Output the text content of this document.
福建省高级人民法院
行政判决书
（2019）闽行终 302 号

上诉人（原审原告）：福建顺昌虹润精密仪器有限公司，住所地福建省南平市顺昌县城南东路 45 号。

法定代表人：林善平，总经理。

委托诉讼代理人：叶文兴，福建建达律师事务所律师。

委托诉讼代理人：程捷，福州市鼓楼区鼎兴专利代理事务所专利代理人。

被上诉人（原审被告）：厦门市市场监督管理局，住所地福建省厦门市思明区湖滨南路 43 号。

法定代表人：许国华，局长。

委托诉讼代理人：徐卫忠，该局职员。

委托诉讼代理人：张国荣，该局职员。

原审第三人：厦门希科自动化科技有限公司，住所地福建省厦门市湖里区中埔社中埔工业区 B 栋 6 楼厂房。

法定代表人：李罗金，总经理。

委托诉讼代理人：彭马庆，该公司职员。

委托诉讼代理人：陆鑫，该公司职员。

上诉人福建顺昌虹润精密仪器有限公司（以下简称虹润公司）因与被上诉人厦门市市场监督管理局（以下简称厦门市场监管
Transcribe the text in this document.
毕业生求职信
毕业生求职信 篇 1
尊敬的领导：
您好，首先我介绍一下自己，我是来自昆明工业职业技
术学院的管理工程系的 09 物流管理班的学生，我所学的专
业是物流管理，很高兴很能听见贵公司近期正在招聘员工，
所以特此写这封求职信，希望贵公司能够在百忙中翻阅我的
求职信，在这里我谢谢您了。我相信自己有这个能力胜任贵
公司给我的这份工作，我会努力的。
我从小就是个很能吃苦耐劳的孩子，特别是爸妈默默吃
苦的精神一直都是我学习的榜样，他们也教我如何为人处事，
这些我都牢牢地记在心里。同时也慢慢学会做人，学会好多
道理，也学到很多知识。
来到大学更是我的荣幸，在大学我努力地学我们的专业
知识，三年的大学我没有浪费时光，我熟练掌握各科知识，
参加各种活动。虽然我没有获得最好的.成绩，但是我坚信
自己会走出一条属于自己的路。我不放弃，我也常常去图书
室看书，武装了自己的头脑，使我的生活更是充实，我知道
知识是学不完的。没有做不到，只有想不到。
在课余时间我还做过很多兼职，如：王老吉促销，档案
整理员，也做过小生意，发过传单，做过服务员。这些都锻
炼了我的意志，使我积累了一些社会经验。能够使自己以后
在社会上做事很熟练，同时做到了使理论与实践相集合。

---*---

→ Aim of the task
Output all records verbatim.

→ Task result
Output the text content of this document.
福建省高级人民法院
行政判决书
（2019）闽行终 302 号

上诉人（原审原告）：福建顺昌虹润精密仪器有限公司，住所地福建省南平市顺昌县城南东路 45 号。

法定代表人：林善平，总经理。

委托诉讼代理人：叶文兴，福建建达律师事务所律师。

委托诉讼代理人：程捷，福州市鼓楼区鼎兴专利代理事务所专利代理人。

被上诉人（原审被告）：厦门市市场监督管理局，住所地福建省厦门市思明区湖滨南路 43 号。

法定代表人：许国华，局长。

委托诉讼代理人：徐卫忠，该局职员。

委托诉讼代理人：张国荣，该局职员。

原审第三人：厦门希科自动化科技有限公司，住所地福建省厦门市湖里区中埔社中埔工业区 B 栋 6 楼厂房。

法定代表人：李罗金，总经理。

委托诉讼代理人：彭马庆，该公司职员。

委托诉讼代理人：陆鑫，该公司职员。

上诉人福建顺昌虹润精密仪器有限公司（以下简称虹润公司）因与被上诉人厦门市市场监督管理局（以下简称厦门市场监管
Transcribe the text in this document.
毕业生求职信
毕业生求职信 篇 1
尊敬的领导：
您好，首先我介绍一下自己，我是来自昆明工业职业技
术学院的管理工程系的 09 物流管理班的学生，我所学的专
业是物流管理，很高兴很能听见贵公司近期正在招聘员工，
所以特此写这封求职信，希望贵公司能够在百忙中翻阅我的
求职信，在这里我谢谢您了。我相信自己有这个能力胜任贵
公司给我的这份工作，我会努力的。
我从小就是个很能吃苦耐劳的孩子，特别是爸妈默默吃
苦的精神一直都是我学习的榜样，他们也教我如何为人处事，
这些我都牢牢地记在心里。同时也慢慢学会做人，学会好多
道理，也学到很多知识。
来到大学更是我的荣幸，在大学我努力地学我们的专业
知识，三年的大学我没有浪费时光，我熟练掌握各科知识，
参加各种活动。虽然我没有获得最好的.成绩，但是我坚信
自己会走出一条属于自己的路。我不放弃，我也常常去图书
室看书，武装了自己的头脑，使我的生活更是充实，我知道
知识是学不完的。没有做不到，只有想不到。
在课余时间我还做过很多兼职，如：王老吉促销，档案
整理员，也做过小生意，发过传单，做过服务员。这些都锻
炼了我的意志，使我积累了一些社会经验。能够使自己以后
在社会上做事很熟练，同时做到了使理论与实践相集合。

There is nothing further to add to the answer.